Nothing should be left out: output all of the entries exactly.

==================================================

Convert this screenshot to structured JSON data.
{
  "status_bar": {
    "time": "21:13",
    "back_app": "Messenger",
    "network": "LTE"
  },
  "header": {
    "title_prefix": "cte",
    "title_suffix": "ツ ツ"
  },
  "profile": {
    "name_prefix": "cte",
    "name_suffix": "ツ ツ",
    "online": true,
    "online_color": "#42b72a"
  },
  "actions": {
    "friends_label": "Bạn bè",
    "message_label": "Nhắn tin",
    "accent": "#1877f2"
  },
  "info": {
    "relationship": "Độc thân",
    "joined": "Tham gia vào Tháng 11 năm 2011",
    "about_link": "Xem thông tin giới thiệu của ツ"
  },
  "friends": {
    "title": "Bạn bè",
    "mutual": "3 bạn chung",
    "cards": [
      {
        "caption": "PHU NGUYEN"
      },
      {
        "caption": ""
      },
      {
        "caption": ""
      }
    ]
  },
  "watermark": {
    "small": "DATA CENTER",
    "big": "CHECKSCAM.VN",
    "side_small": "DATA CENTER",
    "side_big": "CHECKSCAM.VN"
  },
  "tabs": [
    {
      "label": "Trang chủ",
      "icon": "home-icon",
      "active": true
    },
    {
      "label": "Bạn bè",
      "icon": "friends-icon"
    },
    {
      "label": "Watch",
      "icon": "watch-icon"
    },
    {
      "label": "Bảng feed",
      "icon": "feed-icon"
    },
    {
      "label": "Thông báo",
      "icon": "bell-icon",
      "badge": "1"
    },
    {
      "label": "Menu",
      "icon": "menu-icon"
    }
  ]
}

==================================================

_Complete output_:
Convert this screenshot to structured JSON data.
{
  "status_bar": {
    "time": "21:13",
    "back_app": "Messenger",
    "network": "LTE"
  },
  "header": {
    "title_prefix": "cte",
    "title_suffix": "ツ ツ"
  },
  "profile": {
    "name_prefix": "cte",
    "name_suffix": "ツ ツ",
    "online": true,
    "online_color": "#42b72a"
  },
  "actions": {
    "friends_label": "Bạn bè",
    "message_label": "Nhắn tin",
    "accent": "#1877f2"
  },
  "info": {
    "relationship": "Độc thân",
    "joined": "Tham gia vào Tháng 11 năm 2011",
    "about_link": "Xem thông tin giới thiệu của ツ"
  },
  "friends": {
    "title": "Bạn bè",
    "mutual": "3 bạn chung",
    "cards": [
      {
        "caption": "PHU NGUYEN"
      },
      {
        "caption": ""
      },
      {
        "caption": ""
      }
    ]
  },
  "watermark": {
    "small": "DATA CENTER",
    "big": "CHECKSCAM.VN",
    "side_small": "DATA CENTER",
    "side_big": "CHECKSCAM.VN"
  },
  "tabs": [
    {
      "label": "Trang chủ",
      "icon": "home-icon",
      "active": true
    },
    {
      "label": "Bạn bè",
      "icon": "friends-icon"
    },
    {
      "label": "Watch",
      "icon": "watch-icon"
    },
    {
      "label": "Bảng feed",
      "icon": "feed-icon"
    },
    {
      "label": "Thông báo",
      "icon": "bell-icon",
      "badge": "1"
    },
    {
      "label": "Menu",
      "icon": "menu-icon"
    }
  ]
}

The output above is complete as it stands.